Data listing:
# # # # # # #
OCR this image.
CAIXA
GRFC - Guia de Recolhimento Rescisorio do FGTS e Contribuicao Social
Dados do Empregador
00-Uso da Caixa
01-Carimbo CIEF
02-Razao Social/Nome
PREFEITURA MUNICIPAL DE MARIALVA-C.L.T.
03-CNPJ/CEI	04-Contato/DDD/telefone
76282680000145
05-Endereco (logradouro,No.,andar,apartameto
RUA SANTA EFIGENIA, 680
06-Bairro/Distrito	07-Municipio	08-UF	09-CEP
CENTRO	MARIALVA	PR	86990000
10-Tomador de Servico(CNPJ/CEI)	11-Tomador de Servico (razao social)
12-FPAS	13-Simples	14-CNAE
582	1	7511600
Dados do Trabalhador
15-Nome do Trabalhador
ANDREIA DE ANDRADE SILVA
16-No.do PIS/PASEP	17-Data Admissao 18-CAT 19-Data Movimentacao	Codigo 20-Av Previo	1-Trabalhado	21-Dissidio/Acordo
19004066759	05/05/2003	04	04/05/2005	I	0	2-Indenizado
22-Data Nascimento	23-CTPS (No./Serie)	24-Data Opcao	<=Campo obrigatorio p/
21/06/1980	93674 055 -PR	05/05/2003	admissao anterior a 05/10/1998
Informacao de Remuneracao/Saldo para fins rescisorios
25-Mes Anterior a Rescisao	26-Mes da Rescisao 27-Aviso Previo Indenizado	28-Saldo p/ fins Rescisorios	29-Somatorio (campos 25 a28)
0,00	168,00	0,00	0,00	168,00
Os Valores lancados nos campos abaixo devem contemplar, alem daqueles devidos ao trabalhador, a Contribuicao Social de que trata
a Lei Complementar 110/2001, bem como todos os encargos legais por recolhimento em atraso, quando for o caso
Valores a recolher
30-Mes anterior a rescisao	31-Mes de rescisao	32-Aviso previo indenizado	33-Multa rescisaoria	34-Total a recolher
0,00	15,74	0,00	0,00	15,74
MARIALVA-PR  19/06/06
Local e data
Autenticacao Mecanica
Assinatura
# # # # # # #
- [Exercise goal]
Give the number of lines that carry the word "Aviso", with nothing added.

- [The answer]
2